**EXERCISE DIRECTIONS**
Word for word, retype every entry in the listing.

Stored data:
┌──

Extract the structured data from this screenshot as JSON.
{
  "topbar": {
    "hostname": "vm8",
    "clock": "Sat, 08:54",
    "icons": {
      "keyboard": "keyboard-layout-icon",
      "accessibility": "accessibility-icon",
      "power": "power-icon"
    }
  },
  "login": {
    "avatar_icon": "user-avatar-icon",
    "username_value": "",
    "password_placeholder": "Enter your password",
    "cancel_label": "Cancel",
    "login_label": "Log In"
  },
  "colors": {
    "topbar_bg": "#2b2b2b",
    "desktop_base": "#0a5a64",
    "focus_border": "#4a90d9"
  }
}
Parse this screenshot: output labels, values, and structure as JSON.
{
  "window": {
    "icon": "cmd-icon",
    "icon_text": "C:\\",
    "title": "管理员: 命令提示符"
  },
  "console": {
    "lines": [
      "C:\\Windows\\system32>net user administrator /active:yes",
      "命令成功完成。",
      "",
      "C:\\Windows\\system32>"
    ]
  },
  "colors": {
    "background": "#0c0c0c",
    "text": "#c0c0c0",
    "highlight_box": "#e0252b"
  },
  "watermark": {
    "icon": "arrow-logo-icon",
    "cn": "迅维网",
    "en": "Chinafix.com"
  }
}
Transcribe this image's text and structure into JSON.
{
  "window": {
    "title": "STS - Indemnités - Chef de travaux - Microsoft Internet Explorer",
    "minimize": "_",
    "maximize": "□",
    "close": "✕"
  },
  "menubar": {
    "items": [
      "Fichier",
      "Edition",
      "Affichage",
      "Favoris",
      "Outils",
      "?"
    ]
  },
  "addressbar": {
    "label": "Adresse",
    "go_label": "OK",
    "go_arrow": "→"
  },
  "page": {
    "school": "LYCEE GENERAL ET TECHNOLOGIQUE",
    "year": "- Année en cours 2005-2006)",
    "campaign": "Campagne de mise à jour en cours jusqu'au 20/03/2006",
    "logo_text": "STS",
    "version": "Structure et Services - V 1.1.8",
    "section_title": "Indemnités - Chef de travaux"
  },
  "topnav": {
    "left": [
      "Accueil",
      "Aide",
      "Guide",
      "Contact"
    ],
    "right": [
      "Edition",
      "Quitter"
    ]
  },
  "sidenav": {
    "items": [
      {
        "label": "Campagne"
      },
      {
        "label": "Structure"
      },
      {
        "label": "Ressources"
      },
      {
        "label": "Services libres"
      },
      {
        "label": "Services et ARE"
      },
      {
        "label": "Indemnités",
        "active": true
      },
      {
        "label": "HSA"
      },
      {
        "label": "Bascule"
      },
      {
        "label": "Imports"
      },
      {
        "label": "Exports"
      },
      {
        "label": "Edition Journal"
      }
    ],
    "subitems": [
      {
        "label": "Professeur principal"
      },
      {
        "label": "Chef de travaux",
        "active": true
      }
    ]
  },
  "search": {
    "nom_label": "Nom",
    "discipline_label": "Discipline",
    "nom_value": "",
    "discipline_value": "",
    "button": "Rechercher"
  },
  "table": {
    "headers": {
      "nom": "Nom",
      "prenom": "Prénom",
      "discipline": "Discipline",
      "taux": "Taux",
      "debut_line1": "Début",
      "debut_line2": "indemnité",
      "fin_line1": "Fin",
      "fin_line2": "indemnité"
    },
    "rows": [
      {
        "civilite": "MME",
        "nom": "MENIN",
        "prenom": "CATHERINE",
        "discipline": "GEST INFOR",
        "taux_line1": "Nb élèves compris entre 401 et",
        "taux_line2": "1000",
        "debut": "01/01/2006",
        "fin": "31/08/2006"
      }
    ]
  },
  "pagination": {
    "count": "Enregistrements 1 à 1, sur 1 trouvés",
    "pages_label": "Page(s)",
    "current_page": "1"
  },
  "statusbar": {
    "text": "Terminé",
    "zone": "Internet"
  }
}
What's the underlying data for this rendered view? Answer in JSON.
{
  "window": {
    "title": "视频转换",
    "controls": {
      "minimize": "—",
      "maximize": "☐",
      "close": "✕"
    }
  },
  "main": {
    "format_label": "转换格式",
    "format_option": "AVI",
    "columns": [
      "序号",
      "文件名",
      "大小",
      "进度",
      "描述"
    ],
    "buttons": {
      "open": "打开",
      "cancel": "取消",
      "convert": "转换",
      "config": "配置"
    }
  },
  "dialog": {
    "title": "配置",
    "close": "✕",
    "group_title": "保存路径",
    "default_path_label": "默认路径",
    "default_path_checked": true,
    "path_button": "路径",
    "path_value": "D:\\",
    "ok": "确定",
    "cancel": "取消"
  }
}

└──

**REPLY TO THE TASK**
Extract the structured data from this screenshot as JSON.
{
  "topbar": {
    "hostname": "vm8",
    "clock": "Sat, 08:54",
    "icons": {
      "keyboard": "keyboard-layout-icon",
      "accessibility": "accessibility-icon",
      "power": "power-icon"
    }
  },
  "login": {
    "avatar_icon": "user-avatar-icon",
    "username_value": "",
    "password_placeholder": "Enter your password",
    "cancel_label": "Cancel",
    "login_label": "Log In"
  },
  "colors": {
    "topbar_bg": "#2b2b2b",
    "desktop_base": "#0a5a64",
    "focus_border": "#4a90d9"
  }
}
Parse this screenshot: output labels, values, and structure as JSON.
{
  "window": {
    "icon": "cmd-icon",
    "icon_text": "C:\\",
    "title": "管理员: 命令提示符"
  },
  "console": {
    "lines": [
      "C:\\Windows\\system32>net user administrator /active:yes",
      "命令成功完成。",
      "",
      "C:\\Windows\\system32>"
    ]
  },
  "colors": {
    "background": "#0c0c0c",
    "text": "#c0c0c0",
    "highlight_box": "#e0252b"
  },
  "watermark": {
    "icon": "arrow-logo-icon",
    "cn": "迅维网",
    "en": "Chinafix.com"
  }
}
Transcribe this image's text and structure into JSON.
{
  "window": {
    "title": "STS - Indemnités - Chef de travaux - Microsoft Internet Explorer",
    "minimize": "_",
    "maximize": "□",
    "close": "✕"
  },
  "menubar": {
    "items": [
      "Fichier",
      "Edition",
      "Affichage",
      "Favoris",
      "Outils",
      "?"
    ]
  },
  "addressbar": {
    "label": "Adresse",
    "go_label": "OK",
    "go_arrow": "→"
  },
  "page": {
    "school": "LYCEE GENERAL ET TECHNOLOGIQUE",
    "year": "- Année en cours 2005-2006)",
    "campaign": "Campagne de mise à jour en cours jusqu'au 20/03/2006",
    "logo_text": "STS",
    "version": "Structure et Services - V 1.1.8",
    "section_title": "Indemnités - Chef de travaux"
  },
  "topnav": {
    "left": [
      "Accueil",
      "Aide",
      "Guide",
      "Contact"
    ],
    "right": [
      "Edition",
      "Quitter"
    ]
  },
  "sidenav": {
    "items": [
      {
        "label": "Campagne"
      },
      {
        "label": "Structure"
      },
      {
        "label": "Ressources"
      },
      {
        "label": "Services libres"
      },
      {
        "label": "Services et ARE"
      },
      {
        "label": "Indemnités",
        "active": true
      },
      {
        "label": "HSA"
      },
      {
        "label": "Bascule"
      },
      {
        "label": "Imports"
      },
      {
        "label": "Exports"
      },
      {
        "label": "Edition Journal"
      }
    ],
    "subitems": [
      {
        "label": "Professeur principal"
      },
      {
        "label": "Chef de travaux",
        "active": true
      }
    ]
  },
  "search": {
    "nom_label": "Nom",
    "discipline_label": "Discipline",
    "nom_value": "",
    "discipline_value": "",
    "button": "Rechercher"
  },
  "table": {
    "headers": {
      "nom": "Nom",
      "prenom": "Prénom",
      "discipline": "Discipline",
      "taux": "Taux",
      "debut_line1": "Début",
      "debut_line2": "indemnité",
      "fin_line1": "Fin",
      "fin_line2": "indemnité"
    },
    "rows": [
      {
        "civilite": "MME",
        "nom": "MENIN",
        "prenom": "CATHERINE",
        "discipline": "GEST INFOR",
        "taux_line1": "Nb élèves compris entre 401 et",
        "taux_line2": "1000",
        "debut": "01/01/2006",
        "fin": "31/08/2006"
      }
    ]
  },
  "pagination": {
    "count": "Enregistrements 1 à 1, sur 1 trouvés",
    "pages_label": "Page(s)",
    "current_page": "1"
  },
  "statusbar": {
    "text": "Terminé",
    "zone": "Internet"
  }
}
What's the underlying data for this rendered view? Answer in JSON.
{
  "window": {
    "title": "视频转换",
    "controls": {
      "minimize": "—",
      "maximize": "☐",
      "close": "✕"
    }
  },
  "main": {
    "format_label": "转换格式",
    "format_option": "AVI",
    "columns": [
      "序号",
      "文件名",
      "大小",
      "进度",
      "描述"
    ],
    "buttons": {
      "open": "打开",
      "cancel": "取消",
      "convert": "转换",
      "config": "配置"
    }
  },
  "dialog": {
    "title": "配置",
    "close": "✕",
    "group_title": "保存路径",
    "default_path_label": "默认路径",
    "default_path_checked": true,
    "path_button": "路径",
    "path_value": "D:\\",
    "ok": "确定",
    "cancel": "取消"
  }
}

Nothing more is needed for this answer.